> **Aim of the task**
Could you output each line of the data that follows exactly?

> **Input**
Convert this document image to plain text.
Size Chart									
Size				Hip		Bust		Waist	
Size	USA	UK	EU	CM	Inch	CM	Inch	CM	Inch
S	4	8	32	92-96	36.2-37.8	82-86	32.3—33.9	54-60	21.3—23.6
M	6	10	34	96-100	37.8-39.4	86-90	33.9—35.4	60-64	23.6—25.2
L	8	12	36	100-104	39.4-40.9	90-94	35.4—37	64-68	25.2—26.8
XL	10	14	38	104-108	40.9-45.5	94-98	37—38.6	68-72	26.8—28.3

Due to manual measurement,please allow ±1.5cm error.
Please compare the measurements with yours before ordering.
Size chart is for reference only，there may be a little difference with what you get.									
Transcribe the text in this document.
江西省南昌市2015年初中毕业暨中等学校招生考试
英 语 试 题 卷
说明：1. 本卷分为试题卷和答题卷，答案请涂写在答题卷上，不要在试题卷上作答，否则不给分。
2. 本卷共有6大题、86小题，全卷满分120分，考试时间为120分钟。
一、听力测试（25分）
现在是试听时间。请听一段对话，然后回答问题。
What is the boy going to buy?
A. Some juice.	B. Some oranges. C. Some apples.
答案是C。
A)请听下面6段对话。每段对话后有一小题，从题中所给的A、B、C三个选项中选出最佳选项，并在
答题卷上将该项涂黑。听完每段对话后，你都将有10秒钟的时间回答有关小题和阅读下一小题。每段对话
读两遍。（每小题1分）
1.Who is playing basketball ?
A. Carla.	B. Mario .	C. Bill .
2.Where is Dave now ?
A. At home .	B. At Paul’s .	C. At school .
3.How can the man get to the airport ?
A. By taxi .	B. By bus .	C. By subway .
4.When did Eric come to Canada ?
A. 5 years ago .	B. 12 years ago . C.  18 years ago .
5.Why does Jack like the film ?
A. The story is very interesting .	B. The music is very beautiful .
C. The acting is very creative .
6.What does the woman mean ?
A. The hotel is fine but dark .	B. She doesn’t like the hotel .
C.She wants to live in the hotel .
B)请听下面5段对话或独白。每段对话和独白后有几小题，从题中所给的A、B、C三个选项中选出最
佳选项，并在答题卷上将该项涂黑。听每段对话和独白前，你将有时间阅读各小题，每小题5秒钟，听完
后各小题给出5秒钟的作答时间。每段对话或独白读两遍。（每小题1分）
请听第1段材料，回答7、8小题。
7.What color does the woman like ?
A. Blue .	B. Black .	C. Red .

> **Result**
Convert this document image to plain text.
Size Chart									
Size				Hip		Bust		Waist	
Size	USA	UK	EU	CM	Inch	CM	Inch	CM	Inch
S	4	8	32	92-96	36.2-37.8	82-86	32.3—33.9	54-60	21.3—23.6
M	6	10	34	96-100	37.8-39.4	86-90	33.9—35.4	60-64	23.6—25.2
L	8	12	36	100-104	39.4-40.9	90-94	35.4—37	64-68	25.2—26.8
XL	10	14	38	104-108	40.9-45.5	94-98	37—38.6	68-72	26.8—28.3

Due to manual measurement,please allow ±1.5cm error.
Please compare the measurements with yours before ordering.
Size chart is for reference only，there may be a little difference with what you get.									
Transcribe the text in this document.
江西省南昌市2015年初中毕业暨中等学校招生考试
英 语 试 题 卷
说明：1. 本卷分为试题卷和答题卷，答案请涂写在答题卷上，不要在试题卷上作答，否则不给分。
2. 本卷共有6大题、86小题，全卷满分120分，考试时间为120分钟。
一、听力测试（25分）
现在是试听时间。请听一段对话，然后回答问题。
What is the boy going to buy?
A. Some juice.	B. Some oranges. C. Some apples.
答案是C。
A)请听下面6段对话。每段对话后有一小题，从题中所给的A、B、C三个选项中选出最佳选项，并在
答题卷上将该项涂黑。听完每段对话后，你都将有10秒钟的时间回答有关小题和阅读下一小题。每段对话
读两遍。（每小题1分）
1.Who is playing basketball ?
A. Carla.	B. Mario .	C. Bill .
2.Where is Dave now ?
A. At home .	B. At Paul’s .	C. At school .
3.How can the man get to the airport ?
A. By taxi .	B. By bus .	C. By subway .
4.When did Eric come to Canada ?
A. 5 years ago .	B. 12 years ago . C.  18 years ago .
5.Why does Jack like the film ?
A. The story is very interesting .	B. The music is very beautiful .
C. The acting is very creative .
6.What does the woman mean ?
A. The hotel is fine but dark .	B. She doesn’t like the hotel .
C.She wants to live in the hotel .
B)请听下面5段对话或独白。每段对话和独白后有几小题，从题中所给的A、B、C三个选项中选出最
佳选项，并在答题卷上将该项涂黑。听每段对话和独白前，你将有时间阅读各小题，每小题5秒钟，听完
后各小题给出5秒钟的作答时间。每段对话或独白读两遍。（每小题1分）
请听第1段材料，回答7、8小题。
7.What color does the woman like ?
A. Blue .	B. Black .	C. Red .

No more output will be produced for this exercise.